> [Instruction]
Omit the images, then output each of the records below exactly.
* Start *
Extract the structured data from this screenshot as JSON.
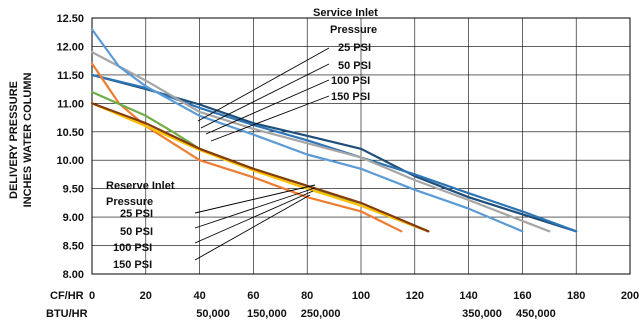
{
  "chart_data": {
    "type": "line",
    "ylabel": [
      "DELIVERY PRESSURE",
      "INCHES WATER COLUMN"
    ],
    "xlabel_cfhr": "CF/HR",
    "xlabel_btuhr": "BTU/HR",
    "x_ticks": [
      "0",
      "20",
      "40",
      "60",
      "80",
      "100",
      "120",
      "140",
      "160",
      "180",
      "200"
    ],
    "y_ticks": [
      "8.00",
      "8.50",
      "9.00",
      "9.50",
      "10.00",
      "10.50",
      "11.00",
      "11.50",
      "12.00",
      "12.50"
    ],
    "btu_ticks": [
      {
        "label": "50,000",
        "at": 45
      },
      {
        "label": "150,000",
        "at": 65
      },
      {
        "label": "250,000",
        "at": 85
      },
      {
        "label": "350,000",
        "at": 145
      },
      {
        "label": "450,000",
        "at": 165
      }
    ],
    "xlim": [
      0,
      200
    ],
    "ylim": [
      8.0,
      12.5
    ],
    "grid": true,
    "service_annotation": {
      "title": [
        "Service Inlet",
        "Pressure"
      ],
      "items": [
        "25 PSI",
        "50 PSI",
        "100 PSI",
        "150 PSI"
      ]
    },
    "reserve_annotation": {
      "title": [
        "Reserve Inlet",
        "Pressure"
      ],
      "items": [
        "25 PSI",
        "50 PSI",
        "100 PSI",
        "150 PSI"
      ]
    },
    "series": [
      {
        "group": "service",
        "color": "#1f4e79",
        "x": [
          0,
          20,
          40,
          60,
          80,
          100,
          120,
          140,
          160,
          180
        ],
        "y": [
          11.5,
          11.25,
          10.98,
          10.65,
          10.43,
          10.2,
          9.72,
          9.35,
          9.05,
          8.75
        ]
      },
      {
        "group": "service",
        "color": "#2e75b6",
        "x": [
          0,
          20,
          40,
          60,
          80,
          100,
          120,
          140,
          160,
          180
        ],
        "y": [
          11.5,
          11.27,
          10.92,
          10.62,
          10.35,
          10.05,
          9.75,
          9.42,
          9.1,
          8.75
        ]
      },
      {
        "group": "service",
        "color": "#a6a6a6",
        "x": [
          0,
          20,
          40,
          60,
          80,
          100,
          120,
          140,
          170
        ],
        "y": [
          11.9,
          11.4,
          10.85,
          10.55,
          10.3,
          10.05,
          9.65,
          9.3,
          8.75
        ]
      },
      {
        "group": "service",
        "color": "#5b9bd5",
        "x": [
          0,
          10,
          20,
          40,
          60,
          80,
          100,
          120,
          140,
          160
        ],
        "y": [
          12.3,
          11.65,
          11.3,
          10.78,
          10.45,
          10.1,
          9.85,
          9.48,
          9.15,
          8.75
        ]
      },
      {
        "group": "reserve",
        "color": "#ed7d31",
        "x": [
          0,
          10,
          20,
          40,
          60,
          80,
          100,
          115
        ],
        "y": [
          11.7,
          11.0,
          10.6,
          10.0,
          9.7,
          9.35,
          9.1,
          8.75
        ]
      },
      {
        "group": "reserve",
        "color": "#70ad47",
        "x": [
          0,
          20,
          30,
          40,
          60,
          80,
          100,
          125
        ],
        "y": [
          11.2,
          10.78,
          10.5,
          10.2,
          9.85,
          9.55,
          9.2,
          8.75
        ]
      },
      {
        "group": "reserve",
        "color": "#ffc000",
        "x": [
          0,
          20,
          40,
          60,
          80,
          100,
          125
        ],
        "y": [
          11.0,
          10.6,
          10.18,
          9.82,
          9.5,
          9.2,
          8.75
        ]
      },
      {
        "group": "reserve",
        "color": "#843c0c",
        "x": [
          0,
          20,
          40,
          60,
          80,
          100,
          125
        ],
        "y": [
          11.0,
          10.65,
          10.2,
          9.85,
          9.55,
          9.25,
          8.75
        ]
      }
    ]
  }
}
* End *
> [The output]
Extract the structured data from this screenshot as JSON.
{
  "chart_data": {
    "type": "line",
    "ylabel": [
      "DELIVERY PRESSURE",
      "INCHES WATER COLUMN"
    ],
    "xlabel_cfhr": "CF/HR",
    "xlabel_btuhr": "BTU/HR",
    "x_ticks": [
      "0",
      "20",
      "40",
      "60",
      "80",
      "100",
      "120",
      "140",
      "160",
      "180",
      "200"
    ],
    "y_ticks": [
      "8.00",
      "8.50",
      "9.00",
      "9.50",
      "10.00",
      "10.50",
      "11.00",
      "11.50",
      "12.00",
      "12.50"
    ],
    "btu_ticks": [
      {
        "label": "50,000",
        "at": 45
      },
      {
        "label": "150,000",
        "at": 65
      },
      {
        "label": "250,000",
        "at": 85
      },
      {
        "label": "350,000",
        "at": 145
      },
      {
        "label": "450,000",
        "at": 165
      }
    ],
    "xlim": [
      0,
      200
    ],
    "ylim": [
      8.0,
      12.5
    ],
    "grid": true,
    "service_annotation": {
      "title": [
        "Service Inlet",
        "Pressure"
      ],
      "items": [
        "25 PSI",
        "50 PSI",
        "100 PSI",
        "150 PSI"
      ]
    },
    "reserve_annotation": {
      "title": [
        "Reserve Inlet",
        "Pressure"
      ],
      "items": [
        "25 PSI",
        "50 PSI",
        "100 PSI",
        "150 PSI"
      ]
    },
    "series": [
      {
        "group": "service",
        "color": "#1f4e79",
        "x": [
          0,
          20,
          40,
          60,
          80,
          100,
          120,
          140,
          160,
          180
        ],
        "y": [
          11.5,
          11.25,
          10.98,
          10.65,
          10.43,
          10.2,
          9.72,
          9.35,
          9.05,
          8.75
        ]
      },
      {
        "group": "service",
        "color": "#2e75b6",
        "x": [
          0,
          20,
          40,
          60,
          80,
          100,
          120,
          140,
          160,
          180
        ],
        "y": [
          11.5,
          11.27,
          10.92,
          10.62,
          10.35,
          10.05,
          9.75,
          9.42,
          9.1,
          8.75
        ]
      },
      {
        "group": "service",
        "color": "#a6a6a6",
        "x": [
          0,
          20,
          40,
          60,
          80,
          100,
          120,
          140,
          170
        ],
        "y": [
          11.9,
          11.4,
          10.85,
          10.55,
          10.3,
          10.05,
          9.65,
          9.3,
          8.75
        ]
      },
      {
        "group": "service",
        "color": "#5b9bd5",
        "x": [
          0,
          10,
          20,
          40,
          60,
          80,
          100,
          120,
          140,
          160
        ],
        "y": [
          12.3,
          11.65,
          11.3,
          10.78,
          10.45,
          10.1,
          9.85,
          9.48,
          9.15,
          8.75
        ]
      },
      {
        "group": "reserve",
        "color": "#ed7d31",
        "x": [
          0,
          10,
          20,
          40,
          60,
          80,
          100,
          115
        ],
        "y": [
          11.7,
          11.0,
          10.6,
          10.0,
          9.7,
          9.35,
          9.1,
          8.75
        ]
      },
      {
        "group": "reserve",
        "color": "#70ad47",
        "x": [
          0,
          20,
          30,
          40,
          60,
          80,
          100,
          125
        ],
        "y": [
          11.2,
          10.78,
          10.5,
          10.2,
          9.85,
          9.55,
          9.2,
          8.75
        ]
      },
      {
        "group": "reserve",
        "color": "#ffc000",
        "x": [
          0,
          20,
          40,
          60,
          80,
          100,
          125
        ],
        "y": [
          11.0,
          10.6,
          10.18,
          9.82,
          9.5,
          9.2,
          8.75
        ]
      },
      {
        "group": "reserve",
        "color": "#843c0c",
        "x": [
          0,
          20,
          40,
          60,
          80,
          100,
          125
        ],
        "y": [
          11.0,
          10.65,
          10.2,
          9.85,
          9.55,
          9.25,
          8.75
        ]
      }
    ]
  }
}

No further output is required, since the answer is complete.